-- START DATASET RECORDS --

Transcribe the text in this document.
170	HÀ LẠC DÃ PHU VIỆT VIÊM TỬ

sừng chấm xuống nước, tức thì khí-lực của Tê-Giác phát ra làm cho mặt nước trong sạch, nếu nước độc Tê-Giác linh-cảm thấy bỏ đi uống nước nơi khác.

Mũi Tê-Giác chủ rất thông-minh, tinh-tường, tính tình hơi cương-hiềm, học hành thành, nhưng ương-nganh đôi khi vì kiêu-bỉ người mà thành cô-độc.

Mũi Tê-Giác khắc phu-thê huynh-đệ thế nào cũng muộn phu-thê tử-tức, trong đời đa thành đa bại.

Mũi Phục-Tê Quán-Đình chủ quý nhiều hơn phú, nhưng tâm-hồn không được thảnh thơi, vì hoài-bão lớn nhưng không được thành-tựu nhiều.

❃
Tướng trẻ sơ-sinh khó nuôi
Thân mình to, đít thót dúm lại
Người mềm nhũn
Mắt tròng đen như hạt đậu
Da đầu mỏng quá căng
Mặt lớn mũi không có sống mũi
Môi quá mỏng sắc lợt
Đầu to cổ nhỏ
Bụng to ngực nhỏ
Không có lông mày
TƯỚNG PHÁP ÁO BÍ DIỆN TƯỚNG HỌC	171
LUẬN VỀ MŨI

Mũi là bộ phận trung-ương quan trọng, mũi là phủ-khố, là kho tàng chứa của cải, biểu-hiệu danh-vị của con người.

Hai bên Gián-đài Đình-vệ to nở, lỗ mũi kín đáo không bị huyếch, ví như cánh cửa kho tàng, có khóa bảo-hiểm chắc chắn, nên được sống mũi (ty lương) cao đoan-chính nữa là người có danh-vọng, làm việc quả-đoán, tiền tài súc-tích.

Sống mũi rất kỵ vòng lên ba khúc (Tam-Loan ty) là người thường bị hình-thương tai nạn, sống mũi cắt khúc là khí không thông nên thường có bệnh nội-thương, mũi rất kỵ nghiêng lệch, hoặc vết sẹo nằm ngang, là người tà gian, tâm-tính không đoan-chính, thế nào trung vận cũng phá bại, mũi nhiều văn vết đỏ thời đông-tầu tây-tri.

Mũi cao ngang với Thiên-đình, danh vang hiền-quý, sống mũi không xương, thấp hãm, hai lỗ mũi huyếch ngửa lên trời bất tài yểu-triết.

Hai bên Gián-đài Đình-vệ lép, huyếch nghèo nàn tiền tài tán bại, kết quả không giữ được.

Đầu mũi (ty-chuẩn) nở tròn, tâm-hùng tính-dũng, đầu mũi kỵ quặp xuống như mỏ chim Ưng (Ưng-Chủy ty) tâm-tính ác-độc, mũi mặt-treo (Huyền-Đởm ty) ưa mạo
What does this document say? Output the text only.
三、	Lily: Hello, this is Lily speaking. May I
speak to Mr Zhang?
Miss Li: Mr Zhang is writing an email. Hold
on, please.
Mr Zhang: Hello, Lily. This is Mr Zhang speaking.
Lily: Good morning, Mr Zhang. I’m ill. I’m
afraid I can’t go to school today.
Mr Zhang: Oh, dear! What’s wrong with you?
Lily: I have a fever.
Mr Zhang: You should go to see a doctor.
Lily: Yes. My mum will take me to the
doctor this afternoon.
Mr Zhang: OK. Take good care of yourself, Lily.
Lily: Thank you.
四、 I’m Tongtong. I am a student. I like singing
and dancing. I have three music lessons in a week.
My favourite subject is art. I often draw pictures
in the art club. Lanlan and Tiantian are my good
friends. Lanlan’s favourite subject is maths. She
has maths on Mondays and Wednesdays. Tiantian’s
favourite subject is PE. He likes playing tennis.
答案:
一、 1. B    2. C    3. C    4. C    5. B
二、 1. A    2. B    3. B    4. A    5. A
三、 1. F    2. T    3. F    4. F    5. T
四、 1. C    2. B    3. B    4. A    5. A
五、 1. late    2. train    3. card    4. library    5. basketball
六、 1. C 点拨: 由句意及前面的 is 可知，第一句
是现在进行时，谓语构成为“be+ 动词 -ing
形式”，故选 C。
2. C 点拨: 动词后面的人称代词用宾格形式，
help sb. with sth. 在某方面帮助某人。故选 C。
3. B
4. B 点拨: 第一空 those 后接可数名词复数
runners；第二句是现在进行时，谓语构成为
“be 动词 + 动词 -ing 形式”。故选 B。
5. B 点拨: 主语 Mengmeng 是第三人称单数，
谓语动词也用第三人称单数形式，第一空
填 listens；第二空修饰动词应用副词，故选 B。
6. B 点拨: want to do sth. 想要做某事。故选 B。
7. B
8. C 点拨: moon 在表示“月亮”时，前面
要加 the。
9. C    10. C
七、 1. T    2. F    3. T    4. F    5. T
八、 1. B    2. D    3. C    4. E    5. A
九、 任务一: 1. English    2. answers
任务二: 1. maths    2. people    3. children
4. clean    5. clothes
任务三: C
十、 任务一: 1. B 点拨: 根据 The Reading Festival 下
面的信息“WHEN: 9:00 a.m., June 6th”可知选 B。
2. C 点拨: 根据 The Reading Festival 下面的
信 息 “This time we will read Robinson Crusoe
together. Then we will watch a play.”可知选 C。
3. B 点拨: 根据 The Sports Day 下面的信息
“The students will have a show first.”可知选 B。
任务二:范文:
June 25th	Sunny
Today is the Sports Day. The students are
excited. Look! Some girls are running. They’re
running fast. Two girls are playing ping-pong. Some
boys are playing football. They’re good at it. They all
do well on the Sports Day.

-- END DATASET RECORDS --

**REQUEST**
Exactly reproduce all of the entries.

**WRITTEN SOLUTION**
Transcribe the text in this document.
170	HÀ LẠC DÃ PHU VIỆT VIÊM TỬ

sừng chấm xuống nước, tức thì khí-lực của Tê-Giác phát ra làm cho mặt nước trong sạch, nếu nước độc Tê-Giác linh-cảm thấy bỏ đi uống nước nơi khác.

Mũi Tê-Giác chủ rất thông-minh, tinh-tường, tính tình hơi cương-hiềm, học hành thành, nhưng ương-nganh đôi khi vì kiêu-bỉ người mà thành cô-độc.

Mũi Tê-Giác khắc phu-thê huynh-đệ thế nào cũng muộn phu-thê tử-tức, trong đời đa thành đa bại.

Mũi Phục-Tê Quán-Đình chủ quý nhiều hơn phú, nhưng tâm-hồn không được thảnh thơi, vì hoài-bão lớn nhưng không được thành-tựu nhiều.

❃
Tướng trẻ sơ-sinh khó nuôi
Thân mình to, đít thót dúm lại
Người mềm nhũn
Mắt tròng đen như hạt đậu
Da đầu mỏng quá căng
Mặt lớn mũi không có sống mũi
Môi quá mỏng sắc lợt
Đầu to cổ nhỏ
Bụng to ngực nhỏ
Không có lông mày
TƯỚNG PHÁP ÁO BÍ DIỆN TƯỚNG HỌC	171
LUẬN VỀ MŨI

Mũi là bộ phận trung-ương quan trọng, mũi là phủ-khố, là kho tàng chứa của cải, biểu-hiệu danh-vị của con người.

Hai bên Gián-đài Đình-vệ to nở, lỗ mũi kín đáo không bị huyếch, ví như cánh cửa kho tàng, có khóa bảo-hiểm chắc chắn, nên được sống mũi (ty lương) cao đoan-chính nữa là người có danh-vọng, làm việc quả-đoán, tiền tài súc-tích.

Sống mũi rất kỵ vòng lên ba khúc (Tam-Loan ty) là người thường bị hình-thương tai nạn, sống mũi cắt khúc là khí không thông nên thường có bệnh nội-thương, mũi rất kỵ nghiêng lệch, hoặc vết sẹo nằm ngang, là người tà gian, tâm-tính không đoan-chính, thế nào trung vận cũng phá bại, mũi nhiều văn vết đỏ thời đông-tầu tây-tri.

Mũi cao ngang với Thiên-đình, danh vang hiền-quý, sống mũi không xương, thấp hãm, hai lỗ mũi huyếch ngửa lên trời bất tài yểu-triết.

Hai bên Gián-đài Đình-vệ lép, huyếch nghèo nàn tiền tài tán bại, kết quả không giữ được.

Đầu mũi (ty-chuẩn) nở tròn, tâm-hùng tính-dũng, đầu mũi kỵ quặp xuống như mỏ chim Ưng (Ưng-Chủy ty) tâm-tính ác-độc, mũi mặt-treo (Huyền-Đởm ty) ưa mạo
What does this document say? Output the text only.
三、	Lily: Hello, this is Lily speaking. May I
speak to Mr Zhang?
Miss Li: Mr Zhang is writing an email. Hold
on, please.
Mr Zhang: Hello, Lily. This is Mr Zhang speaking.
Lily: Good morning, Mr Zhang. I’m ill. I’m
afraid I can’t go to school today.
Mr Zhang: Oh, dear! What’s wrong with you?
Lily: I have a fever.
Mr Zhang: You should go to see a doctor.
Lily: Yes. My mum will take me to the
doctor this afternoon.
Mr Zhang: OK. Take good care of yourself, Lily.
Lily: Thank you.
四、 I’m Tongtong. I am a student. I like singing
and dancing. I have three music lessons in a week.
My favourite subject is art. I often draw pictures
in the art club. Lanlan and Tiantian are my good
friends. Lanlan’s favourite subject is maths. She
has maths on Mondays and Wednesdays. Tiantian’s
favourite subject is PE. He likes playing tennis.
答案:
一、 1. B    2. C    3. C    4. C    5. B
二、 1. A    2. B    3. B    4. A    5. A
三、 1. F    2. T    3. F    4. F    5. T
四、 1. C    2. B    3. B    4. A    5. A
五、 1. late    2. train    3. card    4. library    5. basketball
六、 1. C 点拨: 由句意及前面的 is 可知，第一句
是现在进行时，谓语构成为“be+ 动词 -ing
形式”，故选 C。
2. C 点拨: 动词后面的人称代词用宾格形式，
help sb. with sth. 在某方面帮助某人。故选 C。
3. B
4. B 点拨: 第一空 those 后接可数名词复数
runners；第二句是现在进行时，谓语构成为
“be 动词 + 动词 -ing 形式”。故选 B。
5. B 点拨: 主语 Mengmeng 是第三人称单数，
谓语动词也用第三人称单数形式，第一空
填 listens；第二空修饰动词应用副词，故选 B。
6. B 点拨: want to do sth. 想要做某事。故选 B。
7. B
8. C 点拨: moon 在表示“月亮”时，前面
要加 the。
9. C    10. C
七、 1. T    2. F    3. T    4. F    5. T
八、 1. B    2. D    3. C    4. E    5. A
九、 任务一: 1. English    2. answers
任务二: 1. maths    2. people    3. children
4. clean    5. clothes
任务三: C
十、 任务一: 1. B 点拨: 根据 The Reading Festival 下
面的信息“WHEN: 9:00 a.m., June 6th”可知选 B。
2. C 点拨: 根据 The Reading Festival 下面的
信 息 “This time we will read Robinson Crusoe
together. Then we will watch a play.”可知选 C。
3. B 点拨: 根据 The Sports Day 下面的信息
“The students will have a show first.”可知选 B。
任务二:范文:
June 25th	Sunny
Today is the Sports Day. The students are
excited. Look! Some girls are running. They’re
running fast. Two girls are playing ping-pong. Some
boys are playing football. They’re good at it. They all
do well on the Sports Day.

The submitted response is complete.